[Saved entries]
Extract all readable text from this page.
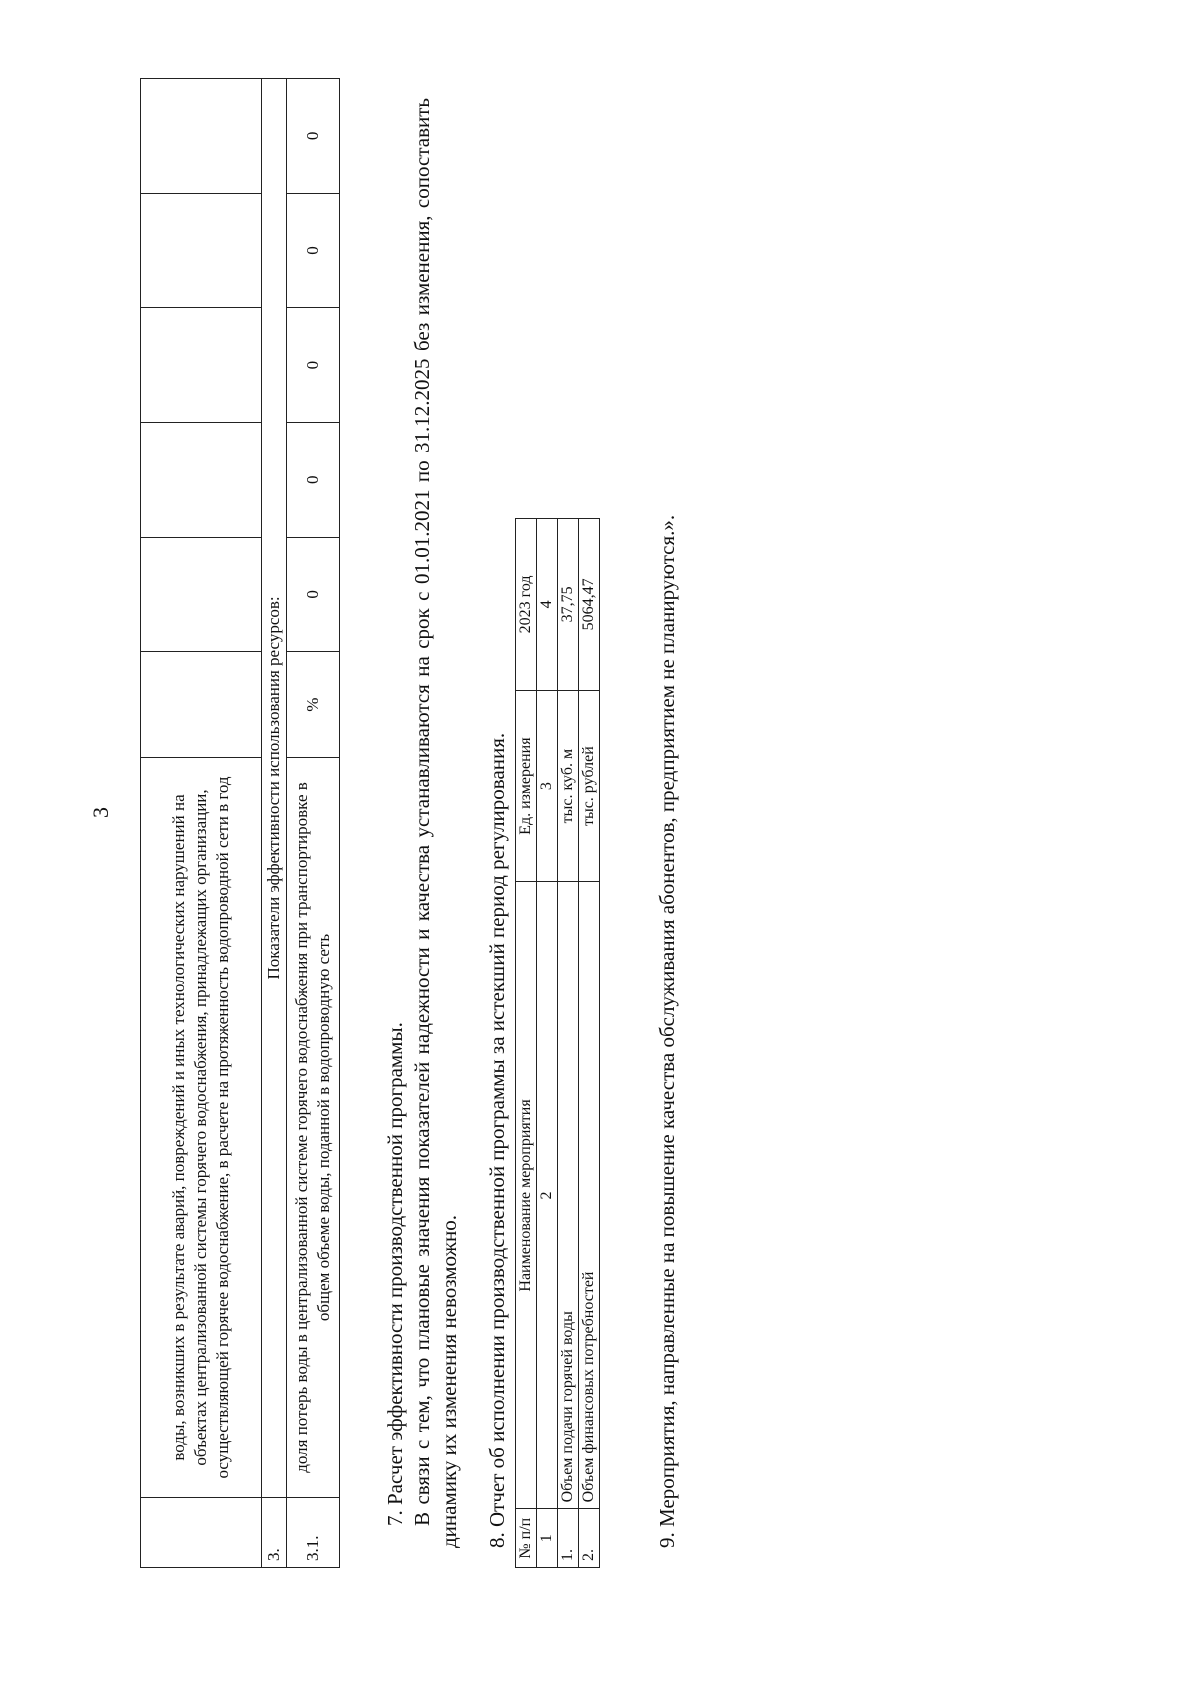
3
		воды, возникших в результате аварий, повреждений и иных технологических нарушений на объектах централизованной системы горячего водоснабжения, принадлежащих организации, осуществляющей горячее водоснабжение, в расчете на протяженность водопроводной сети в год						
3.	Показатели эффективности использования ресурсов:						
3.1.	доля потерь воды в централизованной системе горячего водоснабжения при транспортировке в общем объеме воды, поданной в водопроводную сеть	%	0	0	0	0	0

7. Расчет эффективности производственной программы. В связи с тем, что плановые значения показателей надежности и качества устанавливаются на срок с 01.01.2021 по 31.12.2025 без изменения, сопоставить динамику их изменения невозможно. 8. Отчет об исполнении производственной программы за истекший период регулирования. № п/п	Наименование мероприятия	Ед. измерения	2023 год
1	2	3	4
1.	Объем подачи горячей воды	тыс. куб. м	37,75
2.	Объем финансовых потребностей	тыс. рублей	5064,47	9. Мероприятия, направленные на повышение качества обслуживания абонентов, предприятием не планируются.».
* * *
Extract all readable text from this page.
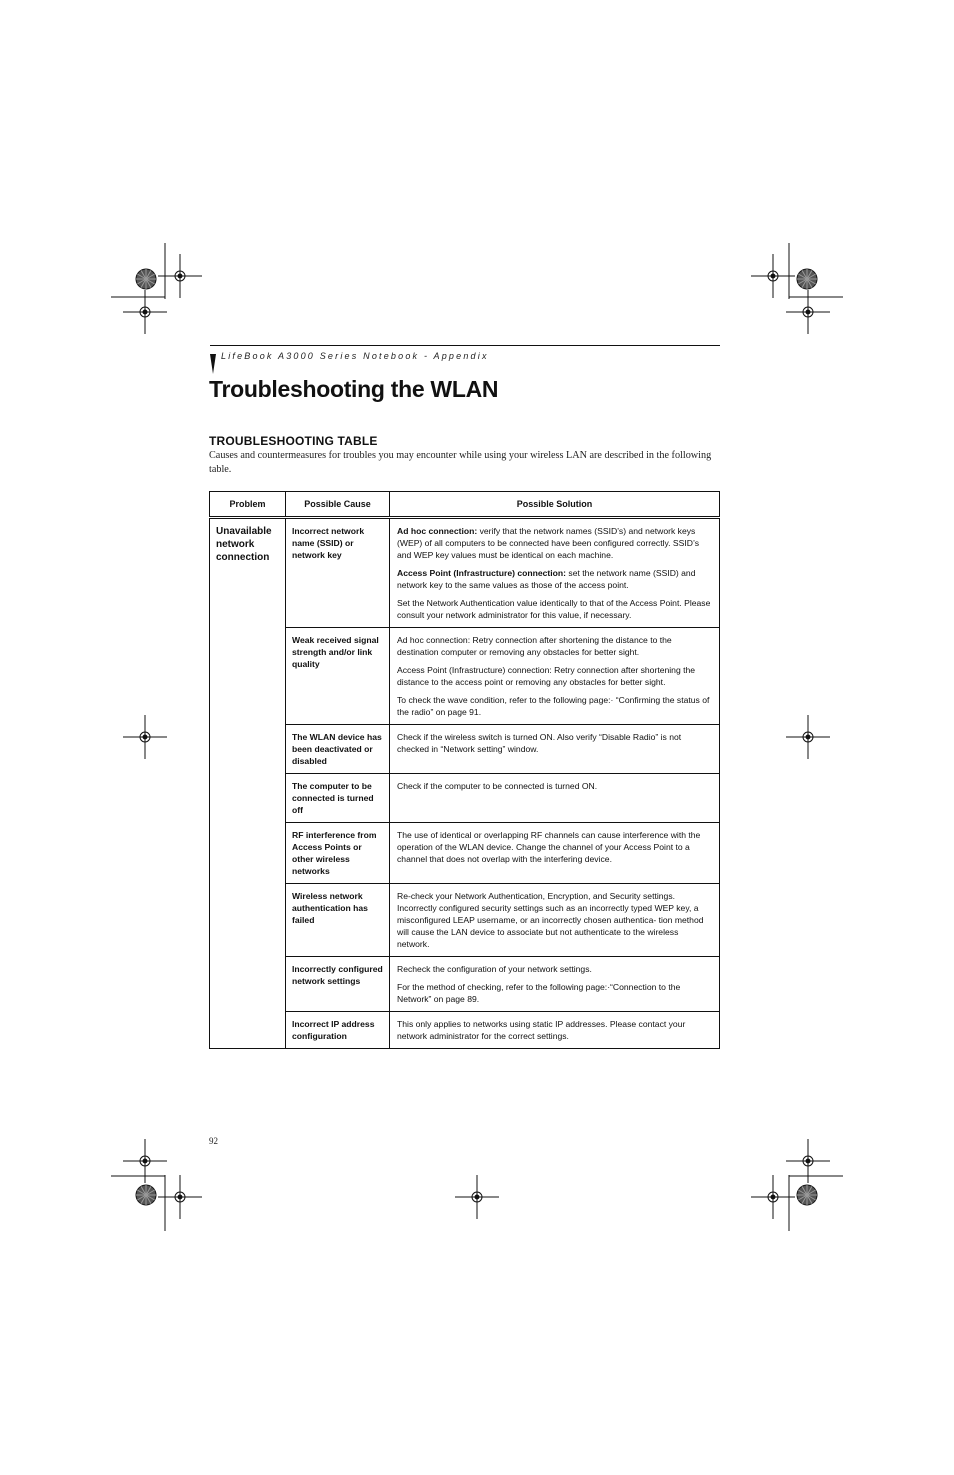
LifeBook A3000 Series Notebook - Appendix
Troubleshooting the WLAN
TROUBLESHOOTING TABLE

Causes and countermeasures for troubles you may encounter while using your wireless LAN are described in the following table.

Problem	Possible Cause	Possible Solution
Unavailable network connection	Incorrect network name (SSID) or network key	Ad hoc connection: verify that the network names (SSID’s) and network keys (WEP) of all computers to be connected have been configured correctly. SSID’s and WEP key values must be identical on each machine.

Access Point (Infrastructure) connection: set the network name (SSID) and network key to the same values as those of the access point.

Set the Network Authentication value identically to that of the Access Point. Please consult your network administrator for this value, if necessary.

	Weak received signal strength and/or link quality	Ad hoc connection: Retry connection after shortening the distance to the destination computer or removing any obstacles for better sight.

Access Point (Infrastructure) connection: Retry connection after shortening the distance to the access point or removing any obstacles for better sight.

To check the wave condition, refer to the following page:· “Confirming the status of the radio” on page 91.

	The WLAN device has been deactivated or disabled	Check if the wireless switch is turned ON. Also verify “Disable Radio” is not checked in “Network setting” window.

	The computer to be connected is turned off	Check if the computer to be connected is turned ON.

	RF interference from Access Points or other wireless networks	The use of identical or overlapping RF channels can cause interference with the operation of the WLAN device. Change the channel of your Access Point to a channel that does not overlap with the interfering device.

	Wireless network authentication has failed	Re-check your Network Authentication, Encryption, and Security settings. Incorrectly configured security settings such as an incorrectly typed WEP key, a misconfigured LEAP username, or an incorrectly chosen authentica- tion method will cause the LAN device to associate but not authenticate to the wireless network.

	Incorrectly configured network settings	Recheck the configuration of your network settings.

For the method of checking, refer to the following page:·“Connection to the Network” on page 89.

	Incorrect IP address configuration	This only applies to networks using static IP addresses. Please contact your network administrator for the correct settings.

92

#### Set exercise:
Return the lines of the records that include the string "Infrastructure".

#### Worked solution:
Access Point (Infrastructure) connection: set the network name (SSID) and network key to the same values as those of the access point.
Access Point (Infrastructure) connection: Retry connection after shortening the distance to the access point or removing any obstacles for better sight.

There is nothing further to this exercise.